**EXERCISE OBJECTIVE:**
Find all lines in the records that include the word "structured", and copy them out.
* Start EXERCISE INPUTS *
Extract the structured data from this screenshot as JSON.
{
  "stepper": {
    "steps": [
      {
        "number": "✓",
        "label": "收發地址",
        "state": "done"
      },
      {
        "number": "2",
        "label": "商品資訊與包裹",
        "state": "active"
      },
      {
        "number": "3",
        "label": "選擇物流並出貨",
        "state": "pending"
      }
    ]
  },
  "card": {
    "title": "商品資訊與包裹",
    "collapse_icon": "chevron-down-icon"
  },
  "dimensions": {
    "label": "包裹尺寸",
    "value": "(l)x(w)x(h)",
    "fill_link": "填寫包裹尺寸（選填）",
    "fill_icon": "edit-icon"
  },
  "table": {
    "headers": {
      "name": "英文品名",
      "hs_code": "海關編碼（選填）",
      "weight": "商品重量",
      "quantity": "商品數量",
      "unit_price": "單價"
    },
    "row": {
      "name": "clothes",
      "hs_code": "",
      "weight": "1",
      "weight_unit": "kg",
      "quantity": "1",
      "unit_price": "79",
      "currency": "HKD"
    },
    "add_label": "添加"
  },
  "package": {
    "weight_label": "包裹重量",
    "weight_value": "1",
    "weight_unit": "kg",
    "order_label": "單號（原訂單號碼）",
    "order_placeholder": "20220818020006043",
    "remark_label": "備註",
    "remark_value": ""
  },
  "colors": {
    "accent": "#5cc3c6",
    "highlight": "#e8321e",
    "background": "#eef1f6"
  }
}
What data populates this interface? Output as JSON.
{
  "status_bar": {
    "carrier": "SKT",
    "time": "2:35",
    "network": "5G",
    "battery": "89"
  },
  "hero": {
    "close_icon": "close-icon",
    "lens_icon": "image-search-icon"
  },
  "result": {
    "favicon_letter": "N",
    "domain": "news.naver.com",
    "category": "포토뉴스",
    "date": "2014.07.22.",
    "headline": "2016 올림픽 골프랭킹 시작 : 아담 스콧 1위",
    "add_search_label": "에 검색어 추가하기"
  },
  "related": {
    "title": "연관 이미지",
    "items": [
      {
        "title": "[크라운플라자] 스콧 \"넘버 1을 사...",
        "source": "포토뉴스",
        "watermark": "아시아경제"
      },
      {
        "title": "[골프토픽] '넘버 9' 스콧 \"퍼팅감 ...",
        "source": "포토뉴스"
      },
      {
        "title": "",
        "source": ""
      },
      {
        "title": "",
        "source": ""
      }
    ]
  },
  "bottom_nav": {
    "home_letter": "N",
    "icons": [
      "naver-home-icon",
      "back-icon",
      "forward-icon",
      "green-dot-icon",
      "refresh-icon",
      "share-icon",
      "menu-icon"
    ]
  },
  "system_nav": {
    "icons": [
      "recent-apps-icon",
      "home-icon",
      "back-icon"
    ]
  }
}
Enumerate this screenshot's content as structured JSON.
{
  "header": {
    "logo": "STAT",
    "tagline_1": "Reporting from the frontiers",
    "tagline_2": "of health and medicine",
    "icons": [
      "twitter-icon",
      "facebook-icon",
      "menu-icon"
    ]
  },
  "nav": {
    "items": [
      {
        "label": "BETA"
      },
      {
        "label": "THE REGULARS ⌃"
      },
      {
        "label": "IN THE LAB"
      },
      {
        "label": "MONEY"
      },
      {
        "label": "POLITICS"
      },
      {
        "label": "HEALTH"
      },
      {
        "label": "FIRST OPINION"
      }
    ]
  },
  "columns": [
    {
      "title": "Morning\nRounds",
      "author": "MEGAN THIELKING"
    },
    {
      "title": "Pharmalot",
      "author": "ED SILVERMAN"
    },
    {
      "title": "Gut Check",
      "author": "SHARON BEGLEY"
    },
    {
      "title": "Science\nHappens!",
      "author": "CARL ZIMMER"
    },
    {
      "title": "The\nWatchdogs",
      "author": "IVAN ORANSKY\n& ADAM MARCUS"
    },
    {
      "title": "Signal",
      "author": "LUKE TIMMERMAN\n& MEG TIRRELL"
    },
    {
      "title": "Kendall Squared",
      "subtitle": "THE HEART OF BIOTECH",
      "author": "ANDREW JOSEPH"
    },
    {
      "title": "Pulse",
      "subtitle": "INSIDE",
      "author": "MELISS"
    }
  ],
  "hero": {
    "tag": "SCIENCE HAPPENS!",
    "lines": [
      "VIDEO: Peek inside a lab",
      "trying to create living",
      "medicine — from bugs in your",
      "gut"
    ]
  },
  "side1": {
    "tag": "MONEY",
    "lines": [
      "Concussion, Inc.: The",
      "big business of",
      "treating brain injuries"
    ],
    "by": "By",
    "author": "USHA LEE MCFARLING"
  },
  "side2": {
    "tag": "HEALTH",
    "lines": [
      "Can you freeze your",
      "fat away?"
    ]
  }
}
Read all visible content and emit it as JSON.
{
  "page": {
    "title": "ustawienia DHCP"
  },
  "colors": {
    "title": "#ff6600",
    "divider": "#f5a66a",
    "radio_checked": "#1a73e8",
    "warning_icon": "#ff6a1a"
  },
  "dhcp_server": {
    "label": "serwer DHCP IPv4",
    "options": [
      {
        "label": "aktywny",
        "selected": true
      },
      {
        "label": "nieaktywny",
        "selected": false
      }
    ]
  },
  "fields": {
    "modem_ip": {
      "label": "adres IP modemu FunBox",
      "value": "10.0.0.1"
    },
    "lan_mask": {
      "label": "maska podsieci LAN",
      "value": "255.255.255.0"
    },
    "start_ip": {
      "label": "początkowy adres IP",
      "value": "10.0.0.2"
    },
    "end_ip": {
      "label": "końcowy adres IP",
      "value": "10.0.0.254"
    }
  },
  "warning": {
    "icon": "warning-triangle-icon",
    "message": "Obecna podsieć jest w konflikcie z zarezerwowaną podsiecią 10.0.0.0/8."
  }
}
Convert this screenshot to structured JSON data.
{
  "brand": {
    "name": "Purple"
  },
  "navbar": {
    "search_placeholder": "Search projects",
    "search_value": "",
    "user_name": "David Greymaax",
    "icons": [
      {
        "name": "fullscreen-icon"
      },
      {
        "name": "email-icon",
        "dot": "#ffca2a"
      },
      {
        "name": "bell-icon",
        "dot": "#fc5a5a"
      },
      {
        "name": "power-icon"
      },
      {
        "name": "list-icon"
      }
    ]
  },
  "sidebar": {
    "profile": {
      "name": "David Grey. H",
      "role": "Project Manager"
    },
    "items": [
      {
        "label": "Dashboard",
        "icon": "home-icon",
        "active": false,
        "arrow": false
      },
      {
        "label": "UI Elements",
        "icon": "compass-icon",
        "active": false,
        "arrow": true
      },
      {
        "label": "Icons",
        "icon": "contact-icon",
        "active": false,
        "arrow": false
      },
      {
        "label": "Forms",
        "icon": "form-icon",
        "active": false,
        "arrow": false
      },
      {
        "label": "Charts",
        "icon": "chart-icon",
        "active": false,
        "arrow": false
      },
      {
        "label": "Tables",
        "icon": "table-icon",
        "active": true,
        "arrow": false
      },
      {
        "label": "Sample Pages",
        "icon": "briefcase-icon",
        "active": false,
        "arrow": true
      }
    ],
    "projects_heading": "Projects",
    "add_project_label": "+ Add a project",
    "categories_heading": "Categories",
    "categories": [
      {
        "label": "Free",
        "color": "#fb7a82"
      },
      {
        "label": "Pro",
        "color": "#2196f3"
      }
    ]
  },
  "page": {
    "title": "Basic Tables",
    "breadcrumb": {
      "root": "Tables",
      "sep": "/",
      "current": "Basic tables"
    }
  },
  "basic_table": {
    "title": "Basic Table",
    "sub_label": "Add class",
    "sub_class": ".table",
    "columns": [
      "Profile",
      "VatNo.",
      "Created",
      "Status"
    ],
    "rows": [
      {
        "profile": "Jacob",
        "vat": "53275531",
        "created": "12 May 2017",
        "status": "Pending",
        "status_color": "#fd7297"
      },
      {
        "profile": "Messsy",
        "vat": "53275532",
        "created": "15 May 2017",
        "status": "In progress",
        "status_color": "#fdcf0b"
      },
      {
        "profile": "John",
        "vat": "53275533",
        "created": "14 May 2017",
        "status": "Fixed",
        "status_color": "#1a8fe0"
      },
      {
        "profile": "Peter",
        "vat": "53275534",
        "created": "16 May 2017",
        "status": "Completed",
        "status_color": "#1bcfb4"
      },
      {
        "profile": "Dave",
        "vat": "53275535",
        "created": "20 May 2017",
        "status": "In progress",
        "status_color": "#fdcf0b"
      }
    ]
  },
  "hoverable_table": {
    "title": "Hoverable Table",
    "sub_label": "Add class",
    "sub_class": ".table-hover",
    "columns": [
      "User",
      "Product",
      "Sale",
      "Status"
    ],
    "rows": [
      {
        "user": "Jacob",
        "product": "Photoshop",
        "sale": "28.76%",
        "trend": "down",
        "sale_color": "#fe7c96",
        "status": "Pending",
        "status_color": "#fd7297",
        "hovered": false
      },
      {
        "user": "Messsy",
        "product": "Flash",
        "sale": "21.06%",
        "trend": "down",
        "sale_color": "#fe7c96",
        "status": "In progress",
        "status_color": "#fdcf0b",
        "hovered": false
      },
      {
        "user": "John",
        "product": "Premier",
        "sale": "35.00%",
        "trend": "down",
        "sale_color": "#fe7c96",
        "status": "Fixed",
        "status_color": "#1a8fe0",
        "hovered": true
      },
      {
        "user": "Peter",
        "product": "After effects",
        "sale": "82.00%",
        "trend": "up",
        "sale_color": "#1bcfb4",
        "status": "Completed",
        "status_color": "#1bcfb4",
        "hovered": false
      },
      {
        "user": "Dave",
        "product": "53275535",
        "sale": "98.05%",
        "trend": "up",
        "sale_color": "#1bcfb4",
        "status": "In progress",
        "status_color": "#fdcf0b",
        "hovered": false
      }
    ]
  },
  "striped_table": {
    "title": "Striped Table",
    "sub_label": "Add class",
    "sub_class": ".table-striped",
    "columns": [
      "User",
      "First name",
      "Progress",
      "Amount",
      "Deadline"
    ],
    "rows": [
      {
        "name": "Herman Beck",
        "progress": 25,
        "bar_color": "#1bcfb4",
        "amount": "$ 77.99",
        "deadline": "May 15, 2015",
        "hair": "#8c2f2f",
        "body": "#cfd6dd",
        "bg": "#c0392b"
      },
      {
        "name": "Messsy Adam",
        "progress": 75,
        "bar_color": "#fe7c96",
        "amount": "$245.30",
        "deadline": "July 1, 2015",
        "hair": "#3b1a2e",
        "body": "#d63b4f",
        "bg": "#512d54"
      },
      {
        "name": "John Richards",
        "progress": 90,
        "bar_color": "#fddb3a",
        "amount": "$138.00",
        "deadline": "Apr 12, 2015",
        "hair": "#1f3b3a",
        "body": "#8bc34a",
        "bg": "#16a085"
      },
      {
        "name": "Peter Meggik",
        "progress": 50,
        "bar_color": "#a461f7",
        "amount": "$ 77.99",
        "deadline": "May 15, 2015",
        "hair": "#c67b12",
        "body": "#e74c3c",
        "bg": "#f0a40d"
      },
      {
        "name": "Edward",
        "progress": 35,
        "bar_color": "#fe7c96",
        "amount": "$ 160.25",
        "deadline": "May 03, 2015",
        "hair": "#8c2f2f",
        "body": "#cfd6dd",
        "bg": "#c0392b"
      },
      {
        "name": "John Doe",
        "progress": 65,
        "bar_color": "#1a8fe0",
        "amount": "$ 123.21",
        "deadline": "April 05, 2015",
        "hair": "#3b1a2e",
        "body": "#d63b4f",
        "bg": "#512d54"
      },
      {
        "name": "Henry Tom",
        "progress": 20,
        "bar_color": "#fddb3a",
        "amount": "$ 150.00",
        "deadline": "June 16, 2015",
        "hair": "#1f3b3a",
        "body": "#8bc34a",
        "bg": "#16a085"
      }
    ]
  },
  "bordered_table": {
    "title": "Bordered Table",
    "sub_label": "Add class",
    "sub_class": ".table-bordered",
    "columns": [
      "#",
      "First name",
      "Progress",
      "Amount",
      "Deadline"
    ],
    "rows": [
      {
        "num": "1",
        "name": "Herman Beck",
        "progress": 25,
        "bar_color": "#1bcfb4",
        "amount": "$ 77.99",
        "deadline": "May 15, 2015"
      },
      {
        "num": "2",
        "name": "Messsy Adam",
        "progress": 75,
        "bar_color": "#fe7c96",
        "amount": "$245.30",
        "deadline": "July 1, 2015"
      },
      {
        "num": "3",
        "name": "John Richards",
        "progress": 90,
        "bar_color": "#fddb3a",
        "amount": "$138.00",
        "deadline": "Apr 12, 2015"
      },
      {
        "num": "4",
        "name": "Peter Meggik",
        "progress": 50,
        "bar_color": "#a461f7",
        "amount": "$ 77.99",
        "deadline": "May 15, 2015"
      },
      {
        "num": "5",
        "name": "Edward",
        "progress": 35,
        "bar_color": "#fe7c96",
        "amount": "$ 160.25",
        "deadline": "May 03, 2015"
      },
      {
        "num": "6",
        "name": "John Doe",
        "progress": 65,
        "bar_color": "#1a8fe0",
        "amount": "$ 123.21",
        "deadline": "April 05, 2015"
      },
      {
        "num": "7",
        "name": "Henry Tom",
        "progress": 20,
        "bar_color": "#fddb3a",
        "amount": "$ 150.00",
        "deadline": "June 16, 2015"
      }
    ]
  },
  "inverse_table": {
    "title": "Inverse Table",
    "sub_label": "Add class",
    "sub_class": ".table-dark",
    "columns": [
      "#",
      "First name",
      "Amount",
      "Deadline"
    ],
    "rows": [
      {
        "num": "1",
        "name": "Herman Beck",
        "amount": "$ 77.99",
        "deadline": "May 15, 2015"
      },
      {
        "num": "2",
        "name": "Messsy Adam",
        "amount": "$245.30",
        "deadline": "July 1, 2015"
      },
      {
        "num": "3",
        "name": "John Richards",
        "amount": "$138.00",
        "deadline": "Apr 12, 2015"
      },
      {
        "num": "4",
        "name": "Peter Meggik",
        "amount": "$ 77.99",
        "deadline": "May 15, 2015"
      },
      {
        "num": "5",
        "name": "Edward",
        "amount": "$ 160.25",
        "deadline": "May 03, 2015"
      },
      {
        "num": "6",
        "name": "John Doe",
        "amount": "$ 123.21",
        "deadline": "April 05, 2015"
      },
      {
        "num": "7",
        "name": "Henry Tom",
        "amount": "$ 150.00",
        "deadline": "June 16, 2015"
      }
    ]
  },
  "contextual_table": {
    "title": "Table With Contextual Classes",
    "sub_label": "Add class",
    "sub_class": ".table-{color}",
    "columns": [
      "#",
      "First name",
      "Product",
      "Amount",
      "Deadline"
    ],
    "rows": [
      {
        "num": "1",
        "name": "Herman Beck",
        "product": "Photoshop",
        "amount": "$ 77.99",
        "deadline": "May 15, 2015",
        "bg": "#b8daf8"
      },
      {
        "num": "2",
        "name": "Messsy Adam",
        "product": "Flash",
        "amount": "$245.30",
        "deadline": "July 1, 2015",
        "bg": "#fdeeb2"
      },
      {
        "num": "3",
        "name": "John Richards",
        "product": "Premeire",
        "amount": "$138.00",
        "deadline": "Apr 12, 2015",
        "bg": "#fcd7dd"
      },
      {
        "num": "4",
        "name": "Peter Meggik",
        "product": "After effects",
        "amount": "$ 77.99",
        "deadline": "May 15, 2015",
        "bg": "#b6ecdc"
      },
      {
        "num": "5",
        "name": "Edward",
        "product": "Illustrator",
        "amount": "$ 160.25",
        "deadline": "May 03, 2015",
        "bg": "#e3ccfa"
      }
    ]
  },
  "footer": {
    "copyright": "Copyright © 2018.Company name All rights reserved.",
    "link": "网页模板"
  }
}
* End EXERCISE INPUTS *
**RESPONSE BELOW:**
Extract the structured data from this screenshot as JSON.
Enumerate this screenshot's content as structured JSON.
Convert this screenshot to structured JSON data.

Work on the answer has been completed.